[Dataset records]
+++

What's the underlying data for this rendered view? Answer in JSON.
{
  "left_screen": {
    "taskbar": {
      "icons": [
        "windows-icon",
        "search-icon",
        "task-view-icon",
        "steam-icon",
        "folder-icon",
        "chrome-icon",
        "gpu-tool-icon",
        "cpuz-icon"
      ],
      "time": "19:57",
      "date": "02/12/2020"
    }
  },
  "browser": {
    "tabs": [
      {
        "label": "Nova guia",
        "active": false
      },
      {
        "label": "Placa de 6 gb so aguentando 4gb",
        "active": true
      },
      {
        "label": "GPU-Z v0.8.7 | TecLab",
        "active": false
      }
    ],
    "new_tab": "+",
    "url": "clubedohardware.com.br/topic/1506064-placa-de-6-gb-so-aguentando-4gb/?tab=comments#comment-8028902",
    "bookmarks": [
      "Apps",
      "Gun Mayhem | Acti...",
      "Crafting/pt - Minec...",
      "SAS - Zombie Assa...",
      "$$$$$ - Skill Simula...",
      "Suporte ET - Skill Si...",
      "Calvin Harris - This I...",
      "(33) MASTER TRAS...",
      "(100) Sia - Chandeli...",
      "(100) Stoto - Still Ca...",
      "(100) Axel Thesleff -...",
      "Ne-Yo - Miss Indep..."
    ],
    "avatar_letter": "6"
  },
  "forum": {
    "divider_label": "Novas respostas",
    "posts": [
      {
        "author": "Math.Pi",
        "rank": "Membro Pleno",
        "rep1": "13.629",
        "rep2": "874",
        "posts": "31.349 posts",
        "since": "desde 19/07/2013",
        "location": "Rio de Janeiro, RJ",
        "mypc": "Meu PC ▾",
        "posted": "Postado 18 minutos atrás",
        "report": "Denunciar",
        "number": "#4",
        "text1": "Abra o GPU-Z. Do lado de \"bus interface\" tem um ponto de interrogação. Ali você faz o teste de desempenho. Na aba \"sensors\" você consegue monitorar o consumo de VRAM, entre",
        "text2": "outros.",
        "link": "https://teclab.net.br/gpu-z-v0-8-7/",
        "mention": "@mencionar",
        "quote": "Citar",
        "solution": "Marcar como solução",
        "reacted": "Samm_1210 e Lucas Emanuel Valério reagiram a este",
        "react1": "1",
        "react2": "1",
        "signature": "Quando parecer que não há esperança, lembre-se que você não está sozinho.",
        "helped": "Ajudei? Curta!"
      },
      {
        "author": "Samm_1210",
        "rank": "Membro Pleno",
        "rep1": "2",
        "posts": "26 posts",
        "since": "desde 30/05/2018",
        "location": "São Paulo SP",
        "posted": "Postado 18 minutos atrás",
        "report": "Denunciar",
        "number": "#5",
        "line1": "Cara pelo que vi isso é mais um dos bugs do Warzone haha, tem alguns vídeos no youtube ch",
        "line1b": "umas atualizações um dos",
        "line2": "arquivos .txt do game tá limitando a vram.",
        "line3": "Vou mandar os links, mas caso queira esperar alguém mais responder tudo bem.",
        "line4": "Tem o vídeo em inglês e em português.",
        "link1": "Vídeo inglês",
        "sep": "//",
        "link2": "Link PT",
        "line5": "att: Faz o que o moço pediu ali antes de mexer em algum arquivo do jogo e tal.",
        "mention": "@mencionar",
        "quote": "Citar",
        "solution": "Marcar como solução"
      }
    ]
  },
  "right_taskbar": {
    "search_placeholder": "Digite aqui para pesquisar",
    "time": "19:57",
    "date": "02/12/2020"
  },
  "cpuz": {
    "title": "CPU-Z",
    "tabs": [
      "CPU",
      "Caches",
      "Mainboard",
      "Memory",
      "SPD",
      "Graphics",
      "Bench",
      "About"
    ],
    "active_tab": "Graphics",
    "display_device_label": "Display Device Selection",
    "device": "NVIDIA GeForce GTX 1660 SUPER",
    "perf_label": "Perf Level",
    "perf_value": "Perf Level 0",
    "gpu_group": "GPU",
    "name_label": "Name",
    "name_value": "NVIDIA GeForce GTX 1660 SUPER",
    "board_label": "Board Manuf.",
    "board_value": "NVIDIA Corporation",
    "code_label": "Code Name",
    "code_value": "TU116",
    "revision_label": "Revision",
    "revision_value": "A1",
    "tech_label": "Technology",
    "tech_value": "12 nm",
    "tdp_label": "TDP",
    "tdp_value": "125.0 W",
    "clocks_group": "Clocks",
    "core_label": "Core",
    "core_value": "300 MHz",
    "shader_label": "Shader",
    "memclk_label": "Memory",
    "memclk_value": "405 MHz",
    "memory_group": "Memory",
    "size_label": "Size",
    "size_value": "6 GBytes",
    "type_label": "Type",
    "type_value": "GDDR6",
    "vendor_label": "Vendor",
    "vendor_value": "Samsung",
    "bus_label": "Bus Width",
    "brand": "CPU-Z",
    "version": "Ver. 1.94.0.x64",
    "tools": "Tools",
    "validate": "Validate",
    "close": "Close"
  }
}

+++

* [TASK DETAILS]: Reproduce the entire listing word for word.

* [SOLUTION TO THE PROBLEM]:
What's the underlying data for this rendered view? Answer in JSON.
{
  "left_screen": {
    "taskbar": {
      "icons": [
        "windows-icon",
        "search-icon",
        "task-view-icon",
        "steam-icon",
        "folder-icon",
        "chrome-icon",
        "gpu-tool-icon",
        "cpuz-icon"
      ],
      "time": "19:57",
      "date": "02/12/2020"
    }
  },
  "browser": {
    "tabs": [
      {
        "label": "Nova guia",
        "active": false
      },
      {
        "label": "Placa de 6 gb so aguentando 4gb",
        "active": true
      },
      {
        "label": "GPU-Z v0.8.7 | TecLab",
        "active": false
      }
    ],
    "new_tab": "+",
    "url": "clubedohardware.com.br/topic/1506064-placa-de-6-gb-so-aguentando-4gb/?tab=comments#comment-8028902",
    "bookmarks": [
      "Apps",
      "Gun Mayhem | Acti...",
      "Crafting/pt - Minec...",
      "SAS - Zombie Assa...",
      "$$$$$ - Skill Simula...",
      "Suporte ET - Skill Si...",
      "Calvin Harris - This I...",
      "(33) MASTER TRAS...",
      "(100) Sia - Chandeli...",
      "(100) Stoto - Still Ca...",
      "(100) Axel Thesleff -...",
      "Ne-Yo - Miss Indep..."
    ],
    "avatar_letter": "6"
  },
  "forum": {
    "divider_label": "Novas respostas",
    "posts": [
      {
        "author": "Math.Pi",
        "rank": "Membro Pleno",
        "rep1": "13.629",
        "rep2": "874",
        "posts": "31.349 posts",
        "since": "desde 19/07/2013",
        "location": "Rio de Janeiro, RJ",
        "mypc": "Meu PC ▾",
        "posted": "Postado 18 minutos atrás",
        "report": "Denunciar",
        "number": "#4",
        "text1": "Abra o GPU-Z. Do lado de \"bus interface\" tem um ponto de interrogação. Ali você faz o teste de desempenho. Na aba \"sensors\" você consegue monitorar o consumo de VRAM, entre",
        "text2": "outros.",
        "link": "https://teclab.net.br/gpu-z-v0-8-7/",
        "mention": "@mencionar",
        "quote": "Citar",
        "solution": "Marcar como solução",
        "reacted": "Samm_1210 e Lucas Emanuel Valério reagiram a este",
        "react1": "1",
        "react2": "1",
        "signature": "Quando parecer que não há esperança, lembre-se que você não está sozinho.",
        "helped": "Ajudei? Curta!"
      },
      {
        "author": "Samm_1210",
        "rank": "Membro Pleno",
        "rep1": "2",
        "posts": "26 posts",
        "since": "desde 30/05/2018",
        "location": "São Paulo SP",
        "posted": "Postado 18 minutos atrás",
        "report": "Denunciar",
        "number": "#5",
        "line1": "Cara pelo que vi isso é mais um dos bugs do Warzone haha, tem alguns vídeos no youtube ch",
        "line1b": "umas atualizações um dos",
        "line2": "arquivos .txt do game tá limitando a vram.",
        "line3": "Vou mandar os links, mas caso queira esperar alguém mais responder tudo bem.",
        "line4": "Tem o vídeo em inglês e em português.",
        "link1": "Vídeo inglês",
        "sep": "//",
        "link2": "Link PT",
        "line5": "att: Faz o que o moço pediu ali antes de mexer em algum arquivo do jogo e tal.",
        "mention": "@mencionar",
        "quote": "Citar",
        "solution": "Marcar como solução"
      }
    ]
  },
  "right_taskbar": {
    "search_placeholder": "Digite aqui para pesquisar",
    "time": "19:57",
    "date": "02/12/2020"
  },
  "cpuz": {
    "title": "CPU-Z",
    "tabs": [
      "CPU",
      "Caches",
      "Mainboard",
      "Memory",
      "SPD",
      "Graphics",
      "Bench",
      "About"
    ],
    "active_tab": "Graphics",
    "display_device_label": "Display Device Selection",
    "device": "NVIDIA GeForce GTX 1660 SUPER",
    "perf_label": "Perf Level",
    "perf_value": "Perf Level 0",
    "gpu_group": "GPU",
    "name_label": "Name",
    "name_value": "NVIDIA GeForce GTX 1660 SUPER",
    "board_label": "Board Manuf.",
    "board_value": "NVIDIA Corporation",
    "code_label": "Code Name",
    "code_value": "TU116",
    "revision_label": "Revision",
    "revision_value": "A1",
    "tech_label": "Technology",
    "tech_value": "12 nm",
    "tdp_label": "TDP",
    "tdp_value": "125.0 W",
    "clocks_group": "Clocks",
    "core_label": "Core",
    "core_value": "300 MHz",
    "shader_label": "Shader",
    "memclk_label": "Memory",
    "memclk_value": "405 MHz",
    "memory_group": "Memory",
    "size_label": "Size",
    "size_value": "6 GBytes",
    "type_label": "Type",
    "type_value": "GDDR6",
    "vendor_label": "Vendor",
    "vendor_value": "Samsung",
    "bus_label": "Bus Width",
    "brand": "CPU-Z",
    "version": "Ver. 1.94.0.x64",
    "tools": "Tools",
    "validate": "Validate",
    "close": "Close"
  }
}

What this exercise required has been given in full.